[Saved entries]
::::::

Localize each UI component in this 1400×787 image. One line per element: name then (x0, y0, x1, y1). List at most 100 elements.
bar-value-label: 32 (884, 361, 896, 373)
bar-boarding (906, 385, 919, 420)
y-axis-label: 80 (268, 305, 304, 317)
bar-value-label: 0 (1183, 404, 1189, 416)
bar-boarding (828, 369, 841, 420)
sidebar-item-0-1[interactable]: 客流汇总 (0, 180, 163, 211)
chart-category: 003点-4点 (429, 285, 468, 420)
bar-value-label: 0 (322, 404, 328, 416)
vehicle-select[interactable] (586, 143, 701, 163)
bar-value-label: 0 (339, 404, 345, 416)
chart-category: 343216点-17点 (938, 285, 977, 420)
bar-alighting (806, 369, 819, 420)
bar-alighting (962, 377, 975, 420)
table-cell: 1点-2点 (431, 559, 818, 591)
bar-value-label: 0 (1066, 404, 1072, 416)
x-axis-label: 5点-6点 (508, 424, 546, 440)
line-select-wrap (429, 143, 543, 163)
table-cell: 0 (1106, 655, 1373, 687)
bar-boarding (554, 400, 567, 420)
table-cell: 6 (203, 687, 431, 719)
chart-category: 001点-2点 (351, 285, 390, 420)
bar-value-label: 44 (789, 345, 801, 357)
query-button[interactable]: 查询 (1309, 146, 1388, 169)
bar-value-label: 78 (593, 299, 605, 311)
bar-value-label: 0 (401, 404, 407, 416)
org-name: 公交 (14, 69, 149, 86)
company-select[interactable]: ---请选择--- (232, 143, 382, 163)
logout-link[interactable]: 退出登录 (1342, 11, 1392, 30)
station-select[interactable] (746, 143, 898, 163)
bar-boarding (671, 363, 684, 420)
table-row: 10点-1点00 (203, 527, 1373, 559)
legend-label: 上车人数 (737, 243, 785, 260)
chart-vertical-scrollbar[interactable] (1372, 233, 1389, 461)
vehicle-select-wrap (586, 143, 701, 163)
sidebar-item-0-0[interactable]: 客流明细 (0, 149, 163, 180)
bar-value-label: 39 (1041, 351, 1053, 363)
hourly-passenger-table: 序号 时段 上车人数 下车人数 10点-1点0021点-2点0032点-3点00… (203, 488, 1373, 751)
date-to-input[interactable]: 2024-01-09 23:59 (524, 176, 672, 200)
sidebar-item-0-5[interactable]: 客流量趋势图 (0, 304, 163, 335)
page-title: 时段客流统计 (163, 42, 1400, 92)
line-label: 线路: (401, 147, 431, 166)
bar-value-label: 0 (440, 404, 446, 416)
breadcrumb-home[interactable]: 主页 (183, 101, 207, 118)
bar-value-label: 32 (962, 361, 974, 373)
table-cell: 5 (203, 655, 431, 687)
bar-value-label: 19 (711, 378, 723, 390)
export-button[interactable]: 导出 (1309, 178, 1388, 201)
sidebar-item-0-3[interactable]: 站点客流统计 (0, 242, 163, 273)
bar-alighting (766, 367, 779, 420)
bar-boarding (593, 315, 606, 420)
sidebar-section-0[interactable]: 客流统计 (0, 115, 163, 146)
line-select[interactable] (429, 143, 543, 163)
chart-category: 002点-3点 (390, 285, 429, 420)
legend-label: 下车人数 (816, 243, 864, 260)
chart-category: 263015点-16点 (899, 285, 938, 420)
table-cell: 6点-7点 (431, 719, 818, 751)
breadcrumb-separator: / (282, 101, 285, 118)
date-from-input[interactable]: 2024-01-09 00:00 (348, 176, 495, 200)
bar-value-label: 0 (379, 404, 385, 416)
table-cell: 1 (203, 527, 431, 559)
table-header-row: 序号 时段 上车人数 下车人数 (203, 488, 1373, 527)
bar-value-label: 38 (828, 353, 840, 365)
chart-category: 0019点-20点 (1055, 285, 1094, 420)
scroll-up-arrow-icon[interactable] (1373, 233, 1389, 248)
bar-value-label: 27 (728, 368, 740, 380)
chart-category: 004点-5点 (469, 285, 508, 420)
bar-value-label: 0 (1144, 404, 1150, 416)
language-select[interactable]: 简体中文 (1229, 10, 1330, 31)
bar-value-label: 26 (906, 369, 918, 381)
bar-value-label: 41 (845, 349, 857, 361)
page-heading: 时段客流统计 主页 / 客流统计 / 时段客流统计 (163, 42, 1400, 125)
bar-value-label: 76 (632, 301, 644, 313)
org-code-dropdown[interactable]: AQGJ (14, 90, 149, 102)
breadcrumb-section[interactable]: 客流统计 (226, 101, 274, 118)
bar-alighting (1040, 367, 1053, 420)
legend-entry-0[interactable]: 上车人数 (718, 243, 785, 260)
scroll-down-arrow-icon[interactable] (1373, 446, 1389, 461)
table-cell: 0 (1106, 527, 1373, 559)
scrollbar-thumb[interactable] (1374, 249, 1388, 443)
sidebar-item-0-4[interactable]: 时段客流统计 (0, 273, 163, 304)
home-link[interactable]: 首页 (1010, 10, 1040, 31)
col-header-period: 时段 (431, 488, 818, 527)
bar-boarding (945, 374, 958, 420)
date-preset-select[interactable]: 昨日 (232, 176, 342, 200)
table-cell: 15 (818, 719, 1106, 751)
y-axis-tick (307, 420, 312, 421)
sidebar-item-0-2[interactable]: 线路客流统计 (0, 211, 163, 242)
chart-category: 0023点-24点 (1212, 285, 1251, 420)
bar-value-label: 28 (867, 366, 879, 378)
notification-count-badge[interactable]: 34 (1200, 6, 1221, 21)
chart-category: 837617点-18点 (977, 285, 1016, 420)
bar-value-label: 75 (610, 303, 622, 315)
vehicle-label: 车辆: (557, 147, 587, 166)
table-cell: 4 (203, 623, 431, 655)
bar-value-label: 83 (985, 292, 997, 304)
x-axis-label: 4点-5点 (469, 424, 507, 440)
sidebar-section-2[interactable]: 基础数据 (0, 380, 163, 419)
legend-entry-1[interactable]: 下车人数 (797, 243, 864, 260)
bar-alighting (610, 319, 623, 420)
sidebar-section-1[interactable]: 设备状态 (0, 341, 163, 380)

::::::

- **DIRECTIONS FOR THIS TASK**
Extract every row above and reproduce each line unchanged.

- **CORRECT RESULT**
Localize each UI component in this 1400×787 image. One line per element: name then (x0, y0, x1, y1). List at most 100 elements.
bar-value-label: 32 (884, 361, 896, 373)
bar-boarding (906, 385, 919, 420)
y-axis-label: 80 (268, 305, 304, 317)
bar-value-label: 0 (1183, 404, 1189, 416)
bar-boarding (828, 369, 841, 420)
sidebar-item-0-1[interactable]: 客流汇总 (0, 180, 163, 211)
chart-category: 003点-4点 (429, 285, 468, 420)
bar-value-label: 0 (322, 404, 328, 416)
vehicle-select[interactable] (586, 143, 701, 163)
bar-value-label: 0 (339, 404, 345, 416)
chart-category: 343216点-17点 (938, 285, 977, 420)
bar-alighting (806, 369, 819, 420)
bar-alighting (962, 377, 975, 420)
table-cell: 1点-2点 (431, 559, 818, 591)
bar-value-label: 0 (1066, 404, 1072, 416)
x-axis-label: 5点-6点 (508, 424, 546, 440)
line-select-wrap (429, 143, 543, 163)
table-cell: 0 (1106, 655, 1373, 687)
bar-boarding (554, 400, 567, 420)
table-cell: 6 (203, 687, 431, 719)
chart-category: 001点-2点 (351, 285, 390, 420)
bar-value-label: 44 (789, 345, 801, 357)
query-button[interactable]: 查询 (1309, 146, 1388, 169)
bar-value-label: 78 (593, 299, 605, 311)
bar-value-label: 0 (401, 404, 407, 416)
org-name: 公交 (14, 69, 149, 86)
company-select[interactable]: ---请选择--- (232, 143, 382, 163)
logout-link[interactable]: 退出登录 (1342, 11, 1392, 30)
station-select[interactable] (746, 143, 898, 163)
bar-boarding (671, 363, 684, 420)
table-row: 10点-1点00 (203, 527, 1373, 559)
legend-label: 上车人数 (737, 243, 785, 260)
chart-vertical-scrollbar[interactable] (1372, 233, 1389, 461)
vehicle-select-wrap (586, 143, 701, 163)
sidebar-item-0-0[interactable]: 客流明细 (0, 149, 163, 180)
bar-value-label: 39 (1041, 351, 1053, 363)
hourly-passenger-table: 序号 时段 上车人数 下车人数 10点-1点0021点-2点0032点-3点00… (203, 488, 1373, 751)
date-to-input[interactable]: 2024-01-09 23:59 (524, 176, 672, 200)
sidebar-item-0-5[interactable]: 客流量趋势图 (0, 304, 163, 335)
page-title: 时段客流统计 (163, 42, 1400, 92)
line-label: 线路: (401, 147, 431, 166)
bar-value-label: 0 (440, 404, 446, 416)
breadcrumb-home[interactable]: 主页 (183, 101, 207, 118)
bar-value-label: 32 (962, 361, 974, 373)
table-cell: 5 (203, 655, 431, 687)
bar-value-label: 19 (711, 378, 723, 390)
export-button[interactable]: 导出 (1309, 178, 1388, 201)
sidebar-item-0-3[interactable]: 站点客流统计 (0, 242, 163, 273)
bar-alighting (766, 367, 779, 420)
bar-boarding (593, 315, 606, 420)
sidebar-section-0[interactable]: 客流统计 (0, 115, 163, 146)
line-select[interactable] (429, 143, 543, 163)
chart-category: 002点-3点 (390, 285, 429, 420)
legend-label: 下车人数 (816, 243, 864, 260)
chart-category: 263015点-16点 (899, 285, 938, 420)
table-cell: 6点-7点 (431, 719, 818, 751)
breadcrumb-separator: / (282, 101, 285, 118)
date-from-input[interactable]: 2024-01-09 00:00 (348, 176, 495, 200)
bar-value-label: 0 (379, 404, 385, 416)
table-cell: 1 (203, 527, 431, 559)
table-header-row: 序号 时段 上车人数 下车人数 (203, 488, 1373, 527)
bar-value-label: 38 (828, 353, 840, 365)
chart-category: 0019点-20点 (1055, 285, 1094, 420)
scroll-up-arrow-icon[interactable] (1373, 233, 1389, 248)
bar-value-label: 27 (728, 368, 740, 380)
chart-category: 004点-5点 (469, 285, 508, 420)
bar-value-label: 0 (1144, 404, 1150, 416)
language-select[interactable]: 简体中文 (1229, 10, 1330, 31)
bar-value-label: 26 (906, 369, 918, 381)
bar-value-label: 41 (845, 349, 857, 361)
page-heading: 时段客流统计 主页 / 客流统计 / 时段客流统计 (163, 42, 1400, 125)
bar-value-label: 76 (632, 301, 644, 313)
org-code-dropdown[interactable]: AQGJ (14, 90, 149, 102)
breadcrumb-section[interactable]: 客流统计 (226, 101, 274, 118)
bar-alighting (1040, 367, 1053, 420)
legend-entry-0[interactable]: 上车人数 (718, 243, 785, 260)
scroll-down-arrow-icon[interactable] (1373, 446, 1389, 461)
table-cell: 0 (1106, 527, 1373, 559)
scrollbar-thumb[interactable] (1374, 249, 1388, 443)
sidebar-item-0-4[interactable]: 时段客流统计 (0, 273, 163, 304)
home-link[interactable]: 首页 (1010, 10, 1040, 31)
col-header-period: 时段 (431, 488, 818, 527)
bar-boarding (945, 374, 958, 420)
date-preset-select[interactable]: 昨日 (232, 176, 342, 200)
table-cell: 15 (818, 719, 1106, 751)
y-axis-tick (307, 420, 312, 421)
sidebar-item-0-2[interactable]: 线路客流统计 (0, 211, 163, 242)
chart-category: 0023点-24点 (1212, 285, 1251, 420)
bar-value-label: 28 (867, 366, 879, 378)
notification-count-badge[interactable]: 34 (1200, 6, 1221, 21)
chart-category: 837617点-18点 (977, 285, 1016, 420)
bar-value-label: 75 (610, 303, 622, 315)
vehicle-label: 车辆: (557, 147, 587, 166)
table-cell: 4 (203, 623, 431, 655)
bar-value-label: 83 (985, 292, 997, 304)
x-axis-label: 4点-5点 (469, 424, 507, 440)
sidebar-section-2[interactable]: 基础数据 (0, 380, 163, 419)
legend-entry-1[interactable]: 下车人数 (797, 243, 864, 260)
bar-alighting (610, 319, 623, 420)
sidebar-section-1[interactable]: 设备状态 (0, 341, 163, 380)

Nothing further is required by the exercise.